◆ **EXERCISE**: Set down each entry exactly as given; pictures should not appear in the copy.
______
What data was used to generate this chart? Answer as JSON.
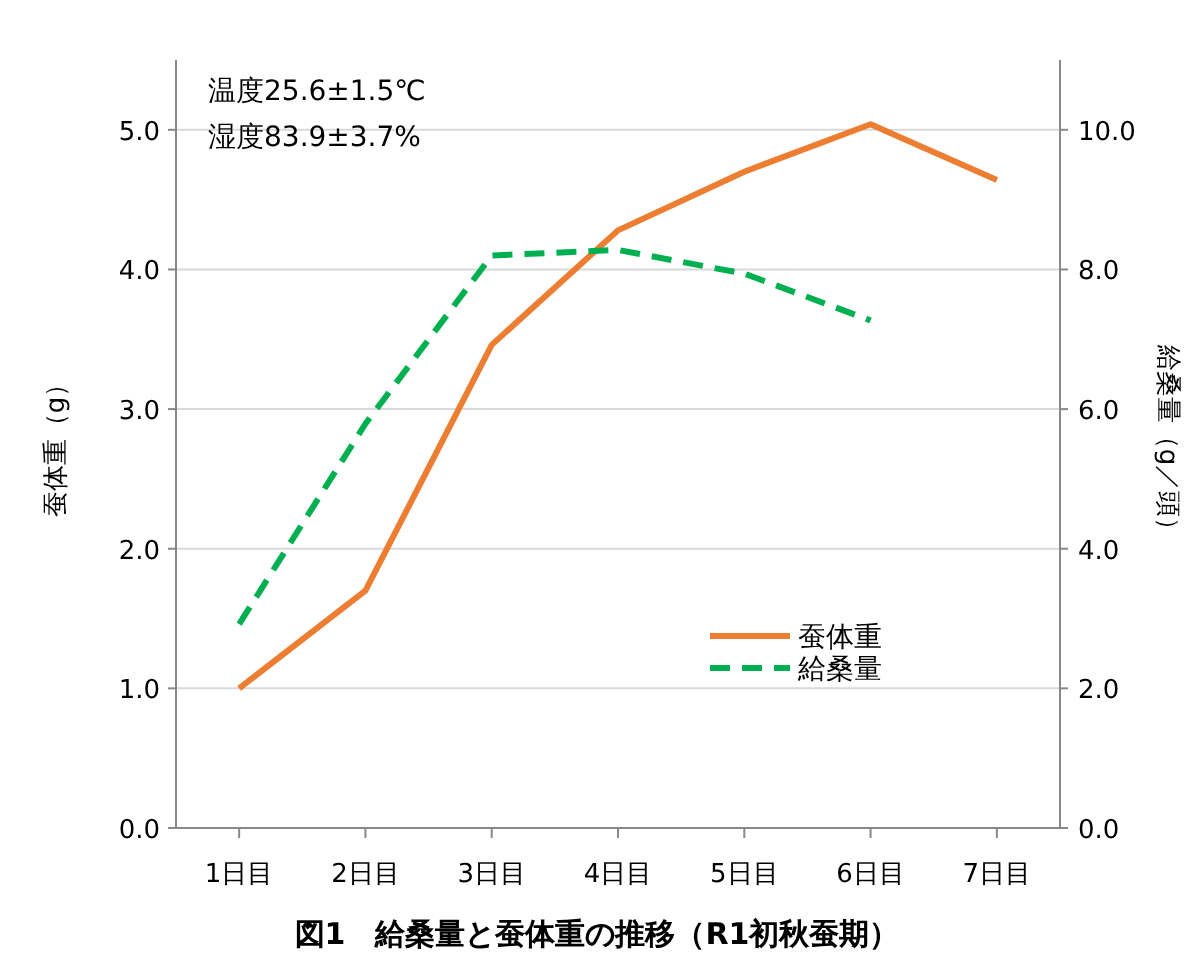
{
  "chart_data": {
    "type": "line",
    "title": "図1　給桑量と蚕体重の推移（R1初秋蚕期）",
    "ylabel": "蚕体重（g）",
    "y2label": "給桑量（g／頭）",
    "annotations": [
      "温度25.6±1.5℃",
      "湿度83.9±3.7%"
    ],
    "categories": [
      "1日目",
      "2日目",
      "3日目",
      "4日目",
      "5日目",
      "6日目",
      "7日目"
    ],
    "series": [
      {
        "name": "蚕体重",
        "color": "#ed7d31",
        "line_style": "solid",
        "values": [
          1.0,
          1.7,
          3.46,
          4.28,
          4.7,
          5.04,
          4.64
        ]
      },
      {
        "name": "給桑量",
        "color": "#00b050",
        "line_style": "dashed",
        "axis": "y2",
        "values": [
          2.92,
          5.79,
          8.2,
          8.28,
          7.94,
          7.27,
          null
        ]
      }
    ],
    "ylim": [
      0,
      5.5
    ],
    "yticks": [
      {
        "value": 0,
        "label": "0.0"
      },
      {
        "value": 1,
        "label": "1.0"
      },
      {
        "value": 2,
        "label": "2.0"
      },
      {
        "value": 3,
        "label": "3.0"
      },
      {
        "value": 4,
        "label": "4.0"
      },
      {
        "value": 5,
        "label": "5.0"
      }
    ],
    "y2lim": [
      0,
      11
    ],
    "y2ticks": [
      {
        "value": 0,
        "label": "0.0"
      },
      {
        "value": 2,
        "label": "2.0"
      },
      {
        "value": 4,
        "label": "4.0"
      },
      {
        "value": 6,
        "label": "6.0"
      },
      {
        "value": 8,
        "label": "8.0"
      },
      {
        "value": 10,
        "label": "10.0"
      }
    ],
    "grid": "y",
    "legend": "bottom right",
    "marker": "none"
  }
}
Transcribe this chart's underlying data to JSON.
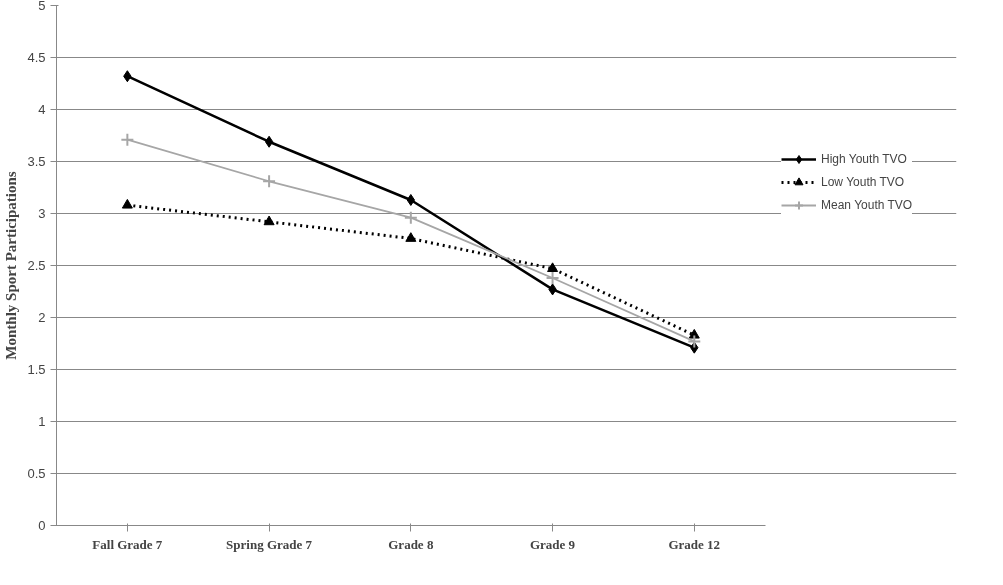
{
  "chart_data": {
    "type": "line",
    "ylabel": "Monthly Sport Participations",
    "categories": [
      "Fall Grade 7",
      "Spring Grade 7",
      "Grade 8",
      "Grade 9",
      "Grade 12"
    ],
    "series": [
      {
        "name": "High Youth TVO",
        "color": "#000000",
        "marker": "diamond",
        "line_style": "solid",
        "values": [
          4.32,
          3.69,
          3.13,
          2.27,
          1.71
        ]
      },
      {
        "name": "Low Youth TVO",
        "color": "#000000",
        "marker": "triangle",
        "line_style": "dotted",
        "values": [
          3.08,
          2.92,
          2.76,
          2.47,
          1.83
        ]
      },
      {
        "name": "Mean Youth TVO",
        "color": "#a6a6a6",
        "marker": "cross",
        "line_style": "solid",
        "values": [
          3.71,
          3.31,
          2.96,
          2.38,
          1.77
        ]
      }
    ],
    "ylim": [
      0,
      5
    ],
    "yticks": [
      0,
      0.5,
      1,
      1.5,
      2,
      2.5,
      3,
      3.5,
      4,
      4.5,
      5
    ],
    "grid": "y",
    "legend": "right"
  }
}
______
◆ **OUTPUT BELOW**:
What data was used to generate this chart? Answer as JSON.
{
  "chart_data": {
    "type": "line",
    "title": "図1　給桑量と蚕体重の推移（R1初秋蚕期）",
    "ylabel": "蚕体重（g）",
    "y2label": "給桑量（g／頭）",
    "annotations": [
      "温度25.6±1.5℃",
      "湿度83.9±3.7%"
    ],
    "categories": [
      "1日目",
      "2日目",
      "3日目",
      "4日目",
      "5日目",
      "6日目",
      "7日目"
    ],
    "series": [
      {
        "name": "蚕体重",
        "color": "#ed7d31",
        "line_style": "solid",
        "values": [
          1.0,
          1.7,
          3.46,
          4.28,
          4.7,
          5.04,
          4.64
        ]
      },
      {
        "name": "給桑量",
        "color": "#00b050",
        "line_style": "dashed",
        "axis": "y2",
        "values": [
          2.92,
          5.79,
          8.2,
          8.28,
          7.94,
          7.27,
          null
        ]
      }
    ],
    "ylim": [
      0,
      5.5
    ],
    "yticks": [
      {
        "value": 0,
        "label": "0.0"
      },
      {
        "value": 1,
        "label": "1.0"
      },
      {
        "value": 2,
        "label": "2.0"
      },
      {
        "value": 3,
        "label": "3.0"
      },
      {
        "value": 4,
        "label": "4.0"
      },
      {
        "value": 5,
        "label": "5.0"
      }
    ],
    "y2lim": [
      0,
      11
    ],
    "y2ticks": [
      {
        "value": 0,
        "label": "0.0"
      },
      {
        "value": 2,
        "label": "2.0"
      },
      {
        "value": 4,
        "label": "4.0"
      },
      {
        "value": 6,
        "label": "6.0"
      },
      {
        "value": 8,
        "label": "8.0"
      },
      {
        "value": 10,
        "label": "10.0"
      }
    ],
    "grid": "y",
    "legend": "bottom right",
    "marker": "none"
  }
}
Transcribe this chart's underlying data to JSON.
{
  "chart_data": {
    "type": "line",
    "ylabel": "Monthly Sport Participations",
    "categories": [
      "Fall Grade 7",
      "Spring Grade 7",
      "Grade 8",
      "Grade 9",
      "Grade 12"
    ],
    "series": [
      {
        "name": "High Youth TVO",
        "color": "#000000",
        "marker": "diamond",
        "line_style": "solid",
        "values": [
          4.32,
          3.69,
          3.13,
          2.27,
          1.71
        ]
      },
      {
        "name": "Low Youth TVO",
        "color": "#000000",
        "marker": "triangle",
        "line_style": "dotted",
        "values": [
          3.08,
          2.92,
          2.76,
          2.47,
          1.83
        ]
      },
      {
        "name": "Mean Youth TVO",
        "color": "#a6a6a6",
        "marker": "cross",
        "line_style": "solid",
        "values": [
          3.71,
          3.31,
          2.96,
          2.38,
          1.77
        ]
      }
    ],
    "ylim": [
      0,
      5
    ],
    "yticks": [
      0,
      0.5,
      1,
      1.5,
      2,
      2.5,
      3,
      3.5,
      4,
      4.5,
      5
    ],
    "grid": "y",
    "legend": "right"
  }
}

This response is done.